Collected data
============================================================
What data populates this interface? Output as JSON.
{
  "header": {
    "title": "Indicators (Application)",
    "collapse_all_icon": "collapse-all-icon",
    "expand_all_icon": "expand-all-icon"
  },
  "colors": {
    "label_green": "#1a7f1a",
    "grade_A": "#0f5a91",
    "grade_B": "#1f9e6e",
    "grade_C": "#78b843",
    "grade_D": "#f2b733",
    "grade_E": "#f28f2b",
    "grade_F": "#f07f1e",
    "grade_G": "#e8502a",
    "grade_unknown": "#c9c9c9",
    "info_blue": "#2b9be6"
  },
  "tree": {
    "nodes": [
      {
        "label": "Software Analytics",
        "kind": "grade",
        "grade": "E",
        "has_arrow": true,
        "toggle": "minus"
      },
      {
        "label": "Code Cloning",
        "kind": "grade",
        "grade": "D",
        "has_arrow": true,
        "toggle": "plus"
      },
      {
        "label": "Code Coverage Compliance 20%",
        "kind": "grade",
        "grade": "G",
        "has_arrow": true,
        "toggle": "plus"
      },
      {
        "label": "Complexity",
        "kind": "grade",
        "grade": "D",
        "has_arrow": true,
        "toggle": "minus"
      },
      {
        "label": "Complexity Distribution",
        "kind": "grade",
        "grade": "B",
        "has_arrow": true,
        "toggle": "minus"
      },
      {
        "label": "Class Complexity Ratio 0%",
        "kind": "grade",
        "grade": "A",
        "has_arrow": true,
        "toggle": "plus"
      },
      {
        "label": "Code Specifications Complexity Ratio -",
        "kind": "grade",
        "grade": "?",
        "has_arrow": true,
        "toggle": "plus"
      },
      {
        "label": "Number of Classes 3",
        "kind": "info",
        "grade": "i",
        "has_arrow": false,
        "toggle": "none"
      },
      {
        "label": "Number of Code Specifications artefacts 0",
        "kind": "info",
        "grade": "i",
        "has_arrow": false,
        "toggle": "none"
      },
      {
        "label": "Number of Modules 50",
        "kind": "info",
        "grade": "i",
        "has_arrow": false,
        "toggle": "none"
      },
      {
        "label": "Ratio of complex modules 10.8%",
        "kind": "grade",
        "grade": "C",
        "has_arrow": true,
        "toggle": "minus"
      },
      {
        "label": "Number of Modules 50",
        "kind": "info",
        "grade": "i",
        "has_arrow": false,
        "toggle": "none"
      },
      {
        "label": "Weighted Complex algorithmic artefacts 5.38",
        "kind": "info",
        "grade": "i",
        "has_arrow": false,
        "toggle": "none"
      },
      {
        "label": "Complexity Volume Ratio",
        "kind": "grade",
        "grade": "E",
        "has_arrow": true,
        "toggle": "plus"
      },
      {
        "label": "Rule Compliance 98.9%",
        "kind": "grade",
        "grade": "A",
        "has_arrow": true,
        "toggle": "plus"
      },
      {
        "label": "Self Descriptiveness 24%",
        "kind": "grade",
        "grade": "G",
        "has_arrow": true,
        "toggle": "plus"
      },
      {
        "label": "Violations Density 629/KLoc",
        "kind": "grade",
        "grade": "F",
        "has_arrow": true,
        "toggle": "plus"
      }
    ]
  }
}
============================================================
### Goal
Above are some records; repeat all of them exactly.

### Output for this task
What data populates this interface? Output as JSON.
{
  "header": {
    "title": "Indicators (Application)",
    "collapse_all_icon": "collapse-all-icon",
    "expand_all_icon": "expand-all-icon"
  },
  "colors": {
    "label_green": "#1a7f1a",
    "grade_A": "#0f5a91",
    "grade_B": "#1f9e6e",
    "grade_C": "#78b843",
    "grade_D": "#f2b733",
    "grade_E": "#f28f2b",
    "grade_F": "#f07f1e",
    "grade_G": "#e8502a",
    "grade_unknown": "#c9c9c9",
    "info_blue": "#2b9be6"
  },
  "tree": {
    "nodes": [
      {
        "label": "Software Analytics",
        "kind": "grade",
        "grade": "E",
        "has_arrow": true,
        "toggle": "minus"
      },
      {
        "label": "Code Cloning",
        "kind": "grade",
        "grade": "D",
        "has_arrow": true,
        "toggle": "plus"
      },
      {
        "label": "Code Coverage Compliance 20%",
        "kind": "grade",
        "grade": "G",
        "has_arrow": true,
        "toggle": "plus"
      },
      {
        "label": "Complexity",
        "kind": "grade",
        "grade": "D",
        "has_arrow": true,
        "toggle": "minus"
      },
      {
        "label": "Complexity Distribution",
        "kind": "grade",
        "grade": "B",
        "has_arrow": true,
        "toggle": "minus"
      },
      {
        "label": "Class Complexity Ratio 0%",
        "kind": "grade",
        "grade": "A",
        "has_arrow": true,
        "toggle": "plus"
      },
      {
        "label": "Code Specifications Complexity Ratio -",
        "kind": "grade",
        "grade": "?",
        "has_arrow": true,
        "toggle": "plus"
      },
      {
        "label": "Number of Classes 3",
        "kind": "info",
        "grade": "i",
        "has_arrow": false,
        "toggle": "none"
      },
      {
        "label": "Number of Code Specifications artefacts 0",
        "kind": "info",
        "grade": "i",
        "has_arrow": false,
        "toggle": "none"
      },
      {
        "label": "Number of Modules 50",
        "kind": "info",
        "grade": "i",
        "has_arrow": false,
        "toggle": "none"
      },
      {
        "label": "Ratio of complex modules 10.8%",
        "kind": "grade",
        "grade": "C",
        "has_arrow": true,
        "toggle": "minus"
      },
      {
        "label": "Number of Modules 50",
        "kind": "info",
        "grade": "i",
        "has_arrow": false,
        "toggle": "none"
      },
      {
        "label": "Weighted Complex algorithmic artefacts 5.38",
        "kind": "info",
        "grade": "i",
        "has_arrow": false,
        "toggle": "none"
      },
      {
        "label": "Complexity Volume Ratio",
        "kind": "grade",
        "grade": "E",
        "has_arrow": true,
        "toggle": "plus"
      },
      {
        "label": "Rule Compliance 98.9%",
        "kind": "grade",
        "grade": "A",
        "has_arrow": true,
        "toggle": "plus"
      },
      {
        "label": "Self Descriptiveness 24%",
        "kind": "grade",
        "grade": "G",
        "has_arrow": true,
        "toggle": "plus"
      },
      {
        "label": "Violations Density 629/KLoc",
        "kind": "grade",
        "grade": "F",
        "has_arrow": true,
        "toggle": "plus"
      }
    ]
  }
}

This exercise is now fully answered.